Exercise goal: A complete response lists each line of the data below that includes the word "files".

Component data from apps and pages:
----

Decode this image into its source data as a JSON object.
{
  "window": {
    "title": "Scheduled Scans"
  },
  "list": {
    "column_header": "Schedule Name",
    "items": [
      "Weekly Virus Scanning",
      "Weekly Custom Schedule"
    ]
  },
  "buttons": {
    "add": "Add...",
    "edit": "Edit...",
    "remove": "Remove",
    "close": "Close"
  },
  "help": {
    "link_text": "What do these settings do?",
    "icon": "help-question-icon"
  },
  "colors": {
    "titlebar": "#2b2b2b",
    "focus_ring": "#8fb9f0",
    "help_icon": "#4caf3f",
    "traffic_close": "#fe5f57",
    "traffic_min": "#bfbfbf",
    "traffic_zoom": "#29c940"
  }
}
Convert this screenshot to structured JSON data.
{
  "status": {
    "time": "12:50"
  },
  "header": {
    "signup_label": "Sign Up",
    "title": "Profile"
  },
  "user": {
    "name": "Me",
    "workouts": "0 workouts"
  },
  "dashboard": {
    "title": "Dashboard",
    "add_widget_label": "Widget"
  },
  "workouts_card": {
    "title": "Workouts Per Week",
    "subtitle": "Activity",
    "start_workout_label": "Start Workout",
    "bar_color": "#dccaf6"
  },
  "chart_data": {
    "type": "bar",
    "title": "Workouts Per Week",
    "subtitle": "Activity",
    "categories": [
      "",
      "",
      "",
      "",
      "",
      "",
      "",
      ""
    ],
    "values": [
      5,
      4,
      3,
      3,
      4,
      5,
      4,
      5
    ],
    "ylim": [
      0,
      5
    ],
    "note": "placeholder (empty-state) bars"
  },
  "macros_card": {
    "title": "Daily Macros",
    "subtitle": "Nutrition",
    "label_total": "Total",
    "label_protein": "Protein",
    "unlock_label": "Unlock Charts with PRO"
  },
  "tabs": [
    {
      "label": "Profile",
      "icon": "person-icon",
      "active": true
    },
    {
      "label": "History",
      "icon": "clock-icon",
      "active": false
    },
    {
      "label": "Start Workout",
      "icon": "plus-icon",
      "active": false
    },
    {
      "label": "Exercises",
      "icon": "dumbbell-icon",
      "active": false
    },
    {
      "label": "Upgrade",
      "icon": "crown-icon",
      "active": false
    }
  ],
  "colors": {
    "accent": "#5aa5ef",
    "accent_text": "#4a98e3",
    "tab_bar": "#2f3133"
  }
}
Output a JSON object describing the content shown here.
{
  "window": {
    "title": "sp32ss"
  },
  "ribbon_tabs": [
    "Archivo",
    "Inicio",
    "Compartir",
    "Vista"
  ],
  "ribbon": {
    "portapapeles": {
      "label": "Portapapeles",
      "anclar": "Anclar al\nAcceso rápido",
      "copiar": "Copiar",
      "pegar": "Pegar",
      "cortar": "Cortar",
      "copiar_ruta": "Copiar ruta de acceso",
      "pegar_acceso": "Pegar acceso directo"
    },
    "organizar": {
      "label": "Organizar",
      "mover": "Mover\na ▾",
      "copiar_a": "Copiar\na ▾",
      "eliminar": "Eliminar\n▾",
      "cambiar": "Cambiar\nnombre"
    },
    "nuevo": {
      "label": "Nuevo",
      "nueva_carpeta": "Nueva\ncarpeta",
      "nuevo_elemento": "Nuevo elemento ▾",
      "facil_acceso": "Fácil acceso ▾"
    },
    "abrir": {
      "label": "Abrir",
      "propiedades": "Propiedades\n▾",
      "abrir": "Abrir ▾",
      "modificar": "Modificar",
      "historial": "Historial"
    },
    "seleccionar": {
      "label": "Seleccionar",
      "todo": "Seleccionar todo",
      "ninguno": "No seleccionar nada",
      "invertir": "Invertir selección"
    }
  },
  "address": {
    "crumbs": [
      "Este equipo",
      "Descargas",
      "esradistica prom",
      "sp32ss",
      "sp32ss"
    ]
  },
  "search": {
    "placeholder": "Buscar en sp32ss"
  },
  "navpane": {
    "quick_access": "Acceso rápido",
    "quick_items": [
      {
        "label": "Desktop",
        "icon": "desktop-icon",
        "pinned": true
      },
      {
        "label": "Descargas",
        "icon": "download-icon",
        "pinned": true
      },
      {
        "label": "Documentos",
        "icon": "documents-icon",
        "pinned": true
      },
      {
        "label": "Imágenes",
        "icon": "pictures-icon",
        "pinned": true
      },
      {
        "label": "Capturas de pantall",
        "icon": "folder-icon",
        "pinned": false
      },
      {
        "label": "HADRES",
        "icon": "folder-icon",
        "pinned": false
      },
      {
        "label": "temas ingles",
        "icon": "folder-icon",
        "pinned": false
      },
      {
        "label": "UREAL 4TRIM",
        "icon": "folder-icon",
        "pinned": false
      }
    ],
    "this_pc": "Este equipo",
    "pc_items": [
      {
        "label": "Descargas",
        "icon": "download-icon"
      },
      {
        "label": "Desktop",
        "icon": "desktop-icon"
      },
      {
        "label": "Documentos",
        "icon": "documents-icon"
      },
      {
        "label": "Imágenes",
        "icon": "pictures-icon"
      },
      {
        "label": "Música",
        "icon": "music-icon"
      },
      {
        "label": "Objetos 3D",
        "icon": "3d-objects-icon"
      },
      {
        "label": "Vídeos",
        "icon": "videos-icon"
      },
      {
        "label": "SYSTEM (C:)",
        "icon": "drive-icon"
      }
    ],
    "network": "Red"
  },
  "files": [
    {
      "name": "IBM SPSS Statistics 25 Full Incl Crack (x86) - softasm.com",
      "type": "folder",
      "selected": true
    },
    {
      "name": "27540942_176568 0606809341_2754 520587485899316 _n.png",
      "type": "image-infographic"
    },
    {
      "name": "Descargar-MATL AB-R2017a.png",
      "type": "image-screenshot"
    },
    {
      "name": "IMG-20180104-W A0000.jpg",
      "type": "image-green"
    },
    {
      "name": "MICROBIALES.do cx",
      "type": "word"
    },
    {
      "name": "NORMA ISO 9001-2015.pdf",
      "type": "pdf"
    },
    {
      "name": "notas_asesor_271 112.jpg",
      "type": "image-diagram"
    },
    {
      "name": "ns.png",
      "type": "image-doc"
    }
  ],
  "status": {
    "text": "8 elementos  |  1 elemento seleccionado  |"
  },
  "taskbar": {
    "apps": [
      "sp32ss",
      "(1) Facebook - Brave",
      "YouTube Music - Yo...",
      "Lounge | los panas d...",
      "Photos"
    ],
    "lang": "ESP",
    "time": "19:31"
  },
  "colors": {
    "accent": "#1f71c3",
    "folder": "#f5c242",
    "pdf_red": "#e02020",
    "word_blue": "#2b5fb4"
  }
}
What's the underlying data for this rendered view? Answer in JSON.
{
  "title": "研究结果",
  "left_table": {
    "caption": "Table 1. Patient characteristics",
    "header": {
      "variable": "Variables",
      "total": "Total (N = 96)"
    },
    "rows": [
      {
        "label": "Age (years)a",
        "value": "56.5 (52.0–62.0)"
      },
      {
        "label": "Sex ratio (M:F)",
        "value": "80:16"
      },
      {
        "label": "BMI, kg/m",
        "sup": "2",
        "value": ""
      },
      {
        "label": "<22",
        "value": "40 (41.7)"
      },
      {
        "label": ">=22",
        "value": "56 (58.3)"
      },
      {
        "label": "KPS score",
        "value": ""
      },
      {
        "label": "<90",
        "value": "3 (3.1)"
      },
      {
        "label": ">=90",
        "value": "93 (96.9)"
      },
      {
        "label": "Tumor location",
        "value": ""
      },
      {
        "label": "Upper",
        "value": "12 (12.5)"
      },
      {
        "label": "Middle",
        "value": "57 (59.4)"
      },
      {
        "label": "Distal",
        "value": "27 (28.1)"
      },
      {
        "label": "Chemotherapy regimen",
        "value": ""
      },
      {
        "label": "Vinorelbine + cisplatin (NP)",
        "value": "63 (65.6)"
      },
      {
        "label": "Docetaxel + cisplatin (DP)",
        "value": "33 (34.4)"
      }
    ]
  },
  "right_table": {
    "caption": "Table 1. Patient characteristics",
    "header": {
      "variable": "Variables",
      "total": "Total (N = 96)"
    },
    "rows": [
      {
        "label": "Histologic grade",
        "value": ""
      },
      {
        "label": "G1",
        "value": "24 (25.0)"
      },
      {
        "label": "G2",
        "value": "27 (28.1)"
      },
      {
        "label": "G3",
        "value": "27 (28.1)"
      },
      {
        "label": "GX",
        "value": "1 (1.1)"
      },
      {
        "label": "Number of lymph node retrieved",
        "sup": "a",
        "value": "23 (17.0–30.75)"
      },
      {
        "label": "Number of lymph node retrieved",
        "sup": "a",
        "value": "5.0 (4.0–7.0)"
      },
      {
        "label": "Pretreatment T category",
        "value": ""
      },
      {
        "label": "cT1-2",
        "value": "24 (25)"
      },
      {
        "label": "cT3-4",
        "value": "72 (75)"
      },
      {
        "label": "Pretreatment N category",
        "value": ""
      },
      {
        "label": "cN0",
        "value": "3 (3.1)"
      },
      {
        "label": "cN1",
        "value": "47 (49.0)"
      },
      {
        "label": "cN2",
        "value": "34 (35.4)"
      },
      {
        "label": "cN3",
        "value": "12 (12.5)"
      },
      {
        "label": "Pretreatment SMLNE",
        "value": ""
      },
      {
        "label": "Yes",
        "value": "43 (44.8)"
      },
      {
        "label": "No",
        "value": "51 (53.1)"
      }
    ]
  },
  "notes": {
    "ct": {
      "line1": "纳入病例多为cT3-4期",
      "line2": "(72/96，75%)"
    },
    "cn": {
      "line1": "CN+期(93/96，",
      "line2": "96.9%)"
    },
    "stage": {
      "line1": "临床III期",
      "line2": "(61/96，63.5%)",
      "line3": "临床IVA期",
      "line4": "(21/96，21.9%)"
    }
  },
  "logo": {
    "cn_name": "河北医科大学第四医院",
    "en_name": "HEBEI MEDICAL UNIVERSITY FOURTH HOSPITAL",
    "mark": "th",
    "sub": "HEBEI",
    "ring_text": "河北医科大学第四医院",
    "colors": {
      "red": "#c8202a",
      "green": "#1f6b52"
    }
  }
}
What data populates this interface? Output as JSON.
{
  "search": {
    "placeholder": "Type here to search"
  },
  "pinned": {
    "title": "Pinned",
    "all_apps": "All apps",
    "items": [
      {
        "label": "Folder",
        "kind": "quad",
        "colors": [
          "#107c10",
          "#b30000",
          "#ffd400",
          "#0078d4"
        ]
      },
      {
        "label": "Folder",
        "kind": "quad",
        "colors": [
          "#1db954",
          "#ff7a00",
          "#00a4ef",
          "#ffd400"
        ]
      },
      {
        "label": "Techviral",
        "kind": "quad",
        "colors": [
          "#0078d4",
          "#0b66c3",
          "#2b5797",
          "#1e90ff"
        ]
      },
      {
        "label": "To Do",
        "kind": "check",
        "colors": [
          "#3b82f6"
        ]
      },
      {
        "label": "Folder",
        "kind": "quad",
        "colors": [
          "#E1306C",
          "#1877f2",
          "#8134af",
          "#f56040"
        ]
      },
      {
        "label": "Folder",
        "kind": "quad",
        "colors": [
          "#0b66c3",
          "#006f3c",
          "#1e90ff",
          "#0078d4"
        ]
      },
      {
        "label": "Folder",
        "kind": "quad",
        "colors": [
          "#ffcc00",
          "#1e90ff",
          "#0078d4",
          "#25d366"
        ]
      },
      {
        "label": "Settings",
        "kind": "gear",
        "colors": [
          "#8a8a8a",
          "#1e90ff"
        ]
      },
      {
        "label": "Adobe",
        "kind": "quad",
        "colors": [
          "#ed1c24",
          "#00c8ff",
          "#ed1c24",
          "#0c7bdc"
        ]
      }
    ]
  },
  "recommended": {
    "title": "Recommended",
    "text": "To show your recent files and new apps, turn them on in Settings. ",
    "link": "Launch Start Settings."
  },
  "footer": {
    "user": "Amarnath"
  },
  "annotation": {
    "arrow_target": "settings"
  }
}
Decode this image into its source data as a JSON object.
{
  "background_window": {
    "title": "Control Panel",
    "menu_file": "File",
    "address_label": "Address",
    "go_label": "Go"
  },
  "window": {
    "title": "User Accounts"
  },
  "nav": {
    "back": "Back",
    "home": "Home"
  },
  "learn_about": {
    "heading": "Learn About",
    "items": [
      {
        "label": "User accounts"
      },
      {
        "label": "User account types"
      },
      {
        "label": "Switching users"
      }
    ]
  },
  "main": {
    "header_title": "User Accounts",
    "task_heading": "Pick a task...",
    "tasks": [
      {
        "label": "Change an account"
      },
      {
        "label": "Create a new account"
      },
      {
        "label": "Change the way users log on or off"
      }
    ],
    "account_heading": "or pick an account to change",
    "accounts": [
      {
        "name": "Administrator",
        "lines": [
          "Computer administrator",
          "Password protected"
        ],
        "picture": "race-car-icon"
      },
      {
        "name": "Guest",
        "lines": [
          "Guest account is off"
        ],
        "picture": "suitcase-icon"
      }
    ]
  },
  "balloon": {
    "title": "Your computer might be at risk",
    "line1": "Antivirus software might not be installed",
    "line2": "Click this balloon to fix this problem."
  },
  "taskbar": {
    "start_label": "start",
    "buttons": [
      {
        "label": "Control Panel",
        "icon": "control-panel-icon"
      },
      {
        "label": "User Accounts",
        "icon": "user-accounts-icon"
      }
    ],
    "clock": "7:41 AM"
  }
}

----

Task result:
  "files": [
    "text": "To show your recent files and new apps, turn them on in Settings. ",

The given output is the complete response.